Exercise details:
Separate out the lines that hold "Tier".

Dataset items:
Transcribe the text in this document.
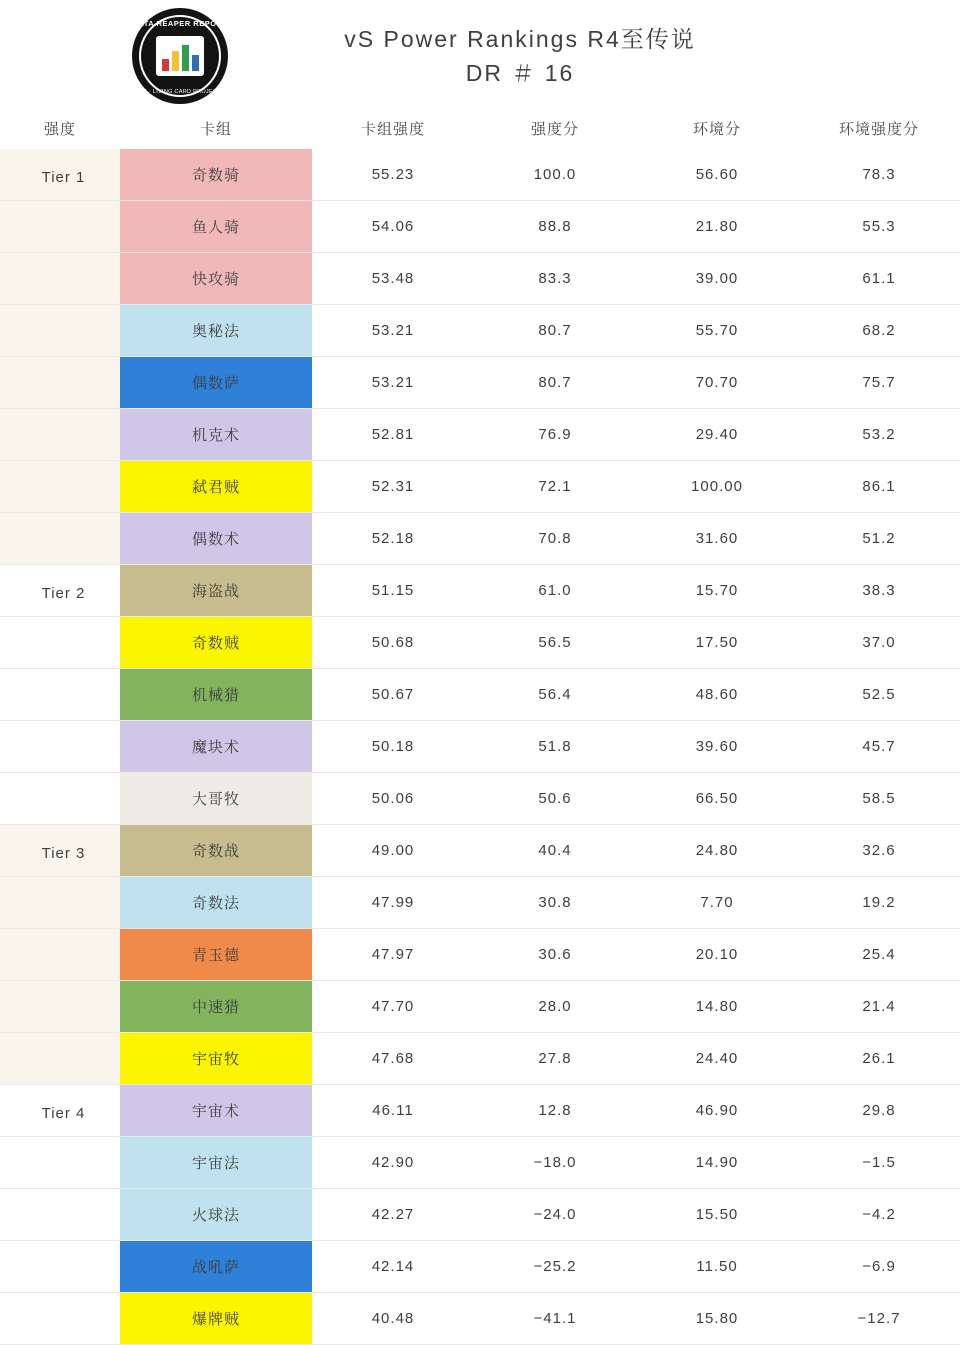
DATA REAPER REPORT
VS · LIVING CARD PROJECT
vS Power Rankings R4至传说
DR ＃ 16
强度	卡组	卡组强度	强度分	环境分	环境强度分
Tier 1	奇数骑	55.23	100.0	56.60	78.3
	鱼人骑	54.06	88.8	21.80	55.3
	快攻骑	53.48	83.3	39.00	61.1
	奥秘法	53.21	80.7	55.70	68.2
	偶数萨	53.21	80.7	70.70	75.7
	机克术	52.81	76.9	29.40	53.2
	弑君贼	52.31	72.1	100.00	86.1
	偶数术	52.18	70.8	31.60	51.2
Tier 2	海盗战	51.15	61.0	15.70	38.3
	奇数贼	50.68	56.5	17.50	37.0
	机械猎	50.67	56.4	48.60	52.5
	魔块术	50.18	51.8	39.60	45.7
	大哥牧	50.06	50.6	66.50	58.5
Tier 3	奇数战	49.00	40.4	24.80	32.6
	奇数法	47.99	30.8	7.70	19.2
	青玉德	47.97	30.6	20.10	25.4
	中速猎	47.70	28.0	14.80	21.4
	宇宙牧	47.68	27.8	24.40	26.1
Tier 4	宇宙术	46.11	12.8	46.90	29.8
	宇宙法	42.90	−18.0	14.90	−1.5
	火球法	42.27	−24.0	15.50	−4.2
	战吼萨	42.14	−25.2	11.50	−6.9
	爆牌贼	40.48	−41.1	15.80	−12.7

Response to the exercise:
Tier 1	奇数骑	55.23	100.0	56.60	78.3
Tier 2	海盗战	51.15	61.0	15.70	38.3
Tier 3	奇数战	49.00	40.4	24.80	32.6
Tier 4	宇宙术	46.11	12.8	46.90	29.8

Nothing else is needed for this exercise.